• [SUPPLIED TEXT]
..............................

Tanishq Ekatvam Ad Controversy Dated October 12, 2020 & Onward
Background: On upcoming festive and wedding season, Tanishq, a TATA Jewelry brand, launched its Ekatvam Range ad on October 10, 2020. According to MarketScreener data of October 13, 2020, Tanishq reports 98% of its Net Sales from India, a Hindu majority secular country.
Ad Plot: A Hindu girl married in a loving Muslim family. She is pregnant and her doting mother-in -law has arranged a Godbharai function to make her daughter-in-law happy. The ad positions the unification and bonhomie of the two religions.
Business Need: The entrepreneurial experimentation and persistently demanding profile of business makes its market strategy a wave, with its sets of crests and troughs. And the market is a very impatient place currently, thereby affecting the uniformity or expected output of these strategy waves.
Volatile Customer Behavior: The customers, across the globe, belong to transitioning politico-social cultural influencers. There is an awakening of sorts. And that impacts emotional reactions. SM has trained people to clearly and unhindered react (and even overreact) anytime, anywhere. That adds to the emotional high people generally and always are in. And they are emotional in a very unprecedented rigid way.
Business Don'ts Right Now: In such an explosive emotional state, using emotions to set a business pitch, carries more risk of failure than success. Businesses should just focus on sustenance right now and not get into any social responsibility or social/cultural/political preaching/messaging.

..............................

• [EXCERPTED DATA]

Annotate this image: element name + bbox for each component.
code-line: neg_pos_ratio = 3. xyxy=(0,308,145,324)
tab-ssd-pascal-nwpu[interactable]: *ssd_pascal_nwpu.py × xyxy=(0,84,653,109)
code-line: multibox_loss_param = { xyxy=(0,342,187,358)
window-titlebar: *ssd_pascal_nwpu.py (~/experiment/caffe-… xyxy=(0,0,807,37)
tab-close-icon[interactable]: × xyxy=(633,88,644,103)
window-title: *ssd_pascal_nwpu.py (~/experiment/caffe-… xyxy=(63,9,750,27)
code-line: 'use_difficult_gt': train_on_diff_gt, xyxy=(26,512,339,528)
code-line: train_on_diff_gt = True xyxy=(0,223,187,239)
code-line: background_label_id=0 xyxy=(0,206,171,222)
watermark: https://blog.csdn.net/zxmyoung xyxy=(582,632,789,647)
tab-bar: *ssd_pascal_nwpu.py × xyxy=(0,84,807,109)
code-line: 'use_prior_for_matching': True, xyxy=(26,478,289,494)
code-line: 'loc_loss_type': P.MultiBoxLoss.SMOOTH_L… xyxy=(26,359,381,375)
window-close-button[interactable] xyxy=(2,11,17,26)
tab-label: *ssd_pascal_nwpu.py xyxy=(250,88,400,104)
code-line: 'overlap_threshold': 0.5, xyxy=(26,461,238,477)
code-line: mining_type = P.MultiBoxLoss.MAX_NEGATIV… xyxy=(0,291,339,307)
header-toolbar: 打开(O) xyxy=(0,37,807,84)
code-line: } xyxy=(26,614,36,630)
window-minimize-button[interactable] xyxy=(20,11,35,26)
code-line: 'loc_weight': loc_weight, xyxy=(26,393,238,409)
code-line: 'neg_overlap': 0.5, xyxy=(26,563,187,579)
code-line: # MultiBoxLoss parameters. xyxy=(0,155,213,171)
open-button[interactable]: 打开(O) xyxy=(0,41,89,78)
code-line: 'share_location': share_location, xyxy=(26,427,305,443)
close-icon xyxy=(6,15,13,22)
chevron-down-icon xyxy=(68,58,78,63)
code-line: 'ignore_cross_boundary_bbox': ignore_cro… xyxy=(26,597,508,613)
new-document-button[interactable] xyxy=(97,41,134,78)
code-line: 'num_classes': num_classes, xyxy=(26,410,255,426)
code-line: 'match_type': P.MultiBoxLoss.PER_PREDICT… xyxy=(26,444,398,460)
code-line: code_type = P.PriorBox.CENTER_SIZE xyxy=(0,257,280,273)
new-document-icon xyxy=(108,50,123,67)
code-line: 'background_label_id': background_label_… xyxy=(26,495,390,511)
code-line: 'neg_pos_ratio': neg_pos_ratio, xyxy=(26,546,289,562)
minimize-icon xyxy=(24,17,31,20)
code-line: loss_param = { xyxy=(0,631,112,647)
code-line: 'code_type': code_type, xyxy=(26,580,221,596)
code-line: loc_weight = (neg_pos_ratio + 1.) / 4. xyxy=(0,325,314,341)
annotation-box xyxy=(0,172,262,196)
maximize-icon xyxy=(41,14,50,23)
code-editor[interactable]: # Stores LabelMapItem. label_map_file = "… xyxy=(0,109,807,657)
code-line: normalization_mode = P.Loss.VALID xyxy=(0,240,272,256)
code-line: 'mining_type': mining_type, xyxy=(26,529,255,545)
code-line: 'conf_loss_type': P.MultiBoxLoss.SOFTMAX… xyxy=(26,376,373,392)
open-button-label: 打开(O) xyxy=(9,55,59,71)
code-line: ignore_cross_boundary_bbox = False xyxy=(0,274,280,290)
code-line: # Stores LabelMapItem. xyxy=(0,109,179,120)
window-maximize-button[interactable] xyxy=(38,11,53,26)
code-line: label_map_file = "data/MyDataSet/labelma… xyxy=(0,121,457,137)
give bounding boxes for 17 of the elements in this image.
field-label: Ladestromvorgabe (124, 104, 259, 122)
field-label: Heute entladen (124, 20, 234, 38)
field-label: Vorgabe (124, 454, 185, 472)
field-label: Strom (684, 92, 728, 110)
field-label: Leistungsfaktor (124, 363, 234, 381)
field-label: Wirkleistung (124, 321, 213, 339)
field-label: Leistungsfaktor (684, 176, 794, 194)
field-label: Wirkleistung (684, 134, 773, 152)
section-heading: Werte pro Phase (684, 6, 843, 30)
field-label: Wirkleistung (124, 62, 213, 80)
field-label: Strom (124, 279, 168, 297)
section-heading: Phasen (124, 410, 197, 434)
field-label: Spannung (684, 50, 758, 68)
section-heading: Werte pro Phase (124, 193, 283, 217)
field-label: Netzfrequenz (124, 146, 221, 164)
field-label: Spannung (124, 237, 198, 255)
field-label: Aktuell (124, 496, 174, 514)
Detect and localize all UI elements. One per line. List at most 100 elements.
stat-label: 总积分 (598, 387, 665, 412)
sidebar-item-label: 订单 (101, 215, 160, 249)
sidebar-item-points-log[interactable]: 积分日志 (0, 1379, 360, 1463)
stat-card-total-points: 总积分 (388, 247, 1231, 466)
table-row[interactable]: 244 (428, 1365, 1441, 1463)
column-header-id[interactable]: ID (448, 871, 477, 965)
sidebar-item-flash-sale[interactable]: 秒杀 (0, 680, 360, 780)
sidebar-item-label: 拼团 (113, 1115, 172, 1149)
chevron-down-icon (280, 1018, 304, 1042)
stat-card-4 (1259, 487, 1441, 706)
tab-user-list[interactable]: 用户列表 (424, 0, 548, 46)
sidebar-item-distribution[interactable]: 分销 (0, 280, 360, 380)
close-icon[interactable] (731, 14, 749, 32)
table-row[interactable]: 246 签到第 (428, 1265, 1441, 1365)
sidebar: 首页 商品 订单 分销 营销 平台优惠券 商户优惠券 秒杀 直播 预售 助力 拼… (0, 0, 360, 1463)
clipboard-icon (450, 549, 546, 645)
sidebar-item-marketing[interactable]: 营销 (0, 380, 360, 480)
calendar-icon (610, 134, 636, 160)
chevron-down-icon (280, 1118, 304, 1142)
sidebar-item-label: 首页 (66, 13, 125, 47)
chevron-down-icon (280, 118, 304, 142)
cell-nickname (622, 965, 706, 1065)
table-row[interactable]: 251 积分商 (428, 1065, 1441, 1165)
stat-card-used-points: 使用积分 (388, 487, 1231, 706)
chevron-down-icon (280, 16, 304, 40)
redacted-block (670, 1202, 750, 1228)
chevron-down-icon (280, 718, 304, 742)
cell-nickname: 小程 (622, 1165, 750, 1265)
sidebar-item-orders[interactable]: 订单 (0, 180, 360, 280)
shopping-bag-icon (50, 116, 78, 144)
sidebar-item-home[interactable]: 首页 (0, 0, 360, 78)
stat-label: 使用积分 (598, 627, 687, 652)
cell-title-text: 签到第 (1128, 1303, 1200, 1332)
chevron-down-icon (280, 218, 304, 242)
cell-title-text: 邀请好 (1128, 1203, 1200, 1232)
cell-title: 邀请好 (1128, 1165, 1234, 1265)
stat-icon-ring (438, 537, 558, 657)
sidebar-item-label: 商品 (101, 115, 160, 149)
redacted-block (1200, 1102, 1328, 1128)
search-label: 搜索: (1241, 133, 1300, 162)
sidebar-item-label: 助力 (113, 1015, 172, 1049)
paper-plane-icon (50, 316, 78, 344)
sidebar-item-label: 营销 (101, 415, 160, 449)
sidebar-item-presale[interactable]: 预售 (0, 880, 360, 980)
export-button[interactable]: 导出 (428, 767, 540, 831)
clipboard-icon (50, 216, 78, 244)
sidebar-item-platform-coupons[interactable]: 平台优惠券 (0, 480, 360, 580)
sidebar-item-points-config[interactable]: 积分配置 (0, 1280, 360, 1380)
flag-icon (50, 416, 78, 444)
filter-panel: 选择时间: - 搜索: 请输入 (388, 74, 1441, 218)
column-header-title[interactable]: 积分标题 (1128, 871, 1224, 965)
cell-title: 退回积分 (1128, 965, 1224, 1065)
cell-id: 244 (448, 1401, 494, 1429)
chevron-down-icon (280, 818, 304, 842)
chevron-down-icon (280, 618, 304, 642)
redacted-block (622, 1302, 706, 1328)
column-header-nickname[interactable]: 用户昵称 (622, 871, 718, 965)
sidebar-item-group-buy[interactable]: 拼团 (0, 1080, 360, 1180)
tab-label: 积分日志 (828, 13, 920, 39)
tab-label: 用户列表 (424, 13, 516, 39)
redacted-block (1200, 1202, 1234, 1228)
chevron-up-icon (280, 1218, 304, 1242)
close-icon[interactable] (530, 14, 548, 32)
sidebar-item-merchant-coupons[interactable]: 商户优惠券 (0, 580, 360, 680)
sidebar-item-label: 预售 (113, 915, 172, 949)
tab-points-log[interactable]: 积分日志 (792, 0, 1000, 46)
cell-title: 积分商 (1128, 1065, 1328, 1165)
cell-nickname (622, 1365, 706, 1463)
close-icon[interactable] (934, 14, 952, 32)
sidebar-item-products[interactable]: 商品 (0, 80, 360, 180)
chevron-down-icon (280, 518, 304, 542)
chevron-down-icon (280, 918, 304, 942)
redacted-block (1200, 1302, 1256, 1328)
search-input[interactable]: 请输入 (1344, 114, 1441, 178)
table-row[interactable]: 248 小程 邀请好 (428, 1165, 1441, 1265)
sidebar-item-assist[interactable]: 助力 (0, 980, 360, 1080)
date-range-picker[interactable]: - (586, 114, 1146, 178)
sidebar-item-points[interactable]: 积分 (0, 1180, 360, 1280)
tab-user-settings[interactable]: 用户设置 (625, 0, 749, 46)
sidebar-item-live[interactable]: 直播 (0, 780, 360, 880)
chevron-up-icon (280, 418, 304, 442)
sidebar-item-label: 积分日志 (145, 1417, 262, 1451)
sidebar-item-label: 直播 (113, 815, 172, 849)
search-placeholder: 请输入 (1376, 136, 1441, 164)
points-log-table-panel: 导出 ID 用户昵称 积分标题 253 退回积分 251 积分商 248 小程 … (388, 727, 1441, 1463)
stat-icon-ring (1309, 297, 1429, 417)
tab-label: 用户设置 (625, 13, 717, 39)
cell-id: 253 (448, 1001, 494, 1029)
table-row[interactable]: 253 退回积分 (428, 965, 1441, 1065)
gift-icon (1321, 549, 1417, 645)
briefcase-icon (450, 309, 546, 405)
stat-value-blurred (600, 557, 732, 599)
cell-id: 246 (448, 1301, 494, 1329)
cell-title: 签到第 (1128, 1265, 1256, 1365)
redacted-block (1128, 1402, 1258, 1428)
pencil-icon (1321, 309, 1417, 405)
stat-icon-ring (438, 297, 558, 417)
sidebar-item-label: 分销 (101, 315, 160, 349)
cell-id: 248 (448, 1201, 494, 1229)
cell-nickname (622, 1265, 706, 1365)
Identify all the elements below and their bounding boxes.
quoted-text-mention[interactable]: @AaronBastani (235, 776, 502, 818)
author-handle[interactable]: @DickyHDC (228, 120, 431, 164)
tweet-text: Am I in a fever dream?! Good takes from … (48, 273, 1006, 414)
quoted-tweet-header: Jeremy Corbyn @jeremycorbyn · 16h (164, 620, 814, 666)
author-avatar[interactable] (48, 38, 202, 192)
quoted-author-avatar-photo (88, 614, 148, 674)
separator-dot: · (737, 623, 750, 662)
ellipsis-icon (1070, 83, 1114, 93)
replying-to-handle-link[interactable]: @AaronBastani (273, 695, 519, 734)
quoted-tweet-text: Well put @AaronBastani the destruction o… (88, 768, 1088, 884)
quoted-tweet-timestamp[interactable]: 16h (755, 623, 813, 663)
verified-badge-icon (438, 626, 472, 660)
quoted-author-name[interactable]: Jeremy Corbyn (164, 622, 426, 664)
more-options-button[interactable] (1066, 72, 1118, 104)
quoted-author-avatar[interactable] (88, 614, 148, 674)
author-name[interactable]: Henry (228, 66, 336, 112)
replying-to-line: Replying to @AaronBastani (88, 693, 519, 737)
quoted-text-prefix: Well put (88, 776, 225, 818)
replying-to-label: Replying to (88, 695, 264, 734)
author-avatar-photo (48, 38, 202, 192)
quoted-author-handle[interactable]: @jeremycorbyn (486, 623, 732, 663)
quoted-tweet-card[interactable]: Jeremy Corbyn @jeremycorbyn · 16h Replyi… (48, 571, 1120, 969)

..............................

• [AIM OF THE TASK] Transcribe everything from "Tanishq Ekatvam Ad" down to "these strategy waves." in the text on the Tanishq ad controversy. Rely solely on the text about the Tanishq Ekatvam ad controversy.

• [TASK SOLUTION]
Tanishq Ekatvam Ad Controversy Dated October 12, 2020 & Onward
Background: On upcoming festive and wedding season, Tanishq, a TATA Jewelry brand, launched its Ekatvam Range ad on October 10, 2020. According to MarketScreener data of October 13, 2020, Tanishq reports 98% of its Net Sales from India, a Hindu majority secular country.
Ad Plot: A Hindu girl married in a loving Muslim family. She is pregnant and her doting mother-in -law has arranged a Godbharai function to make her daughter-in-law happy. The ad positions the unification and bonhomie of the two religions.
Business Need: The entrepreneurial experimentation and persistently demanding profile of business makes its market strategy a wave, with its sets of crests and troughs. And the market is a very impatient place currently, thereby affecting the uniformity or expected output of these strategy waves.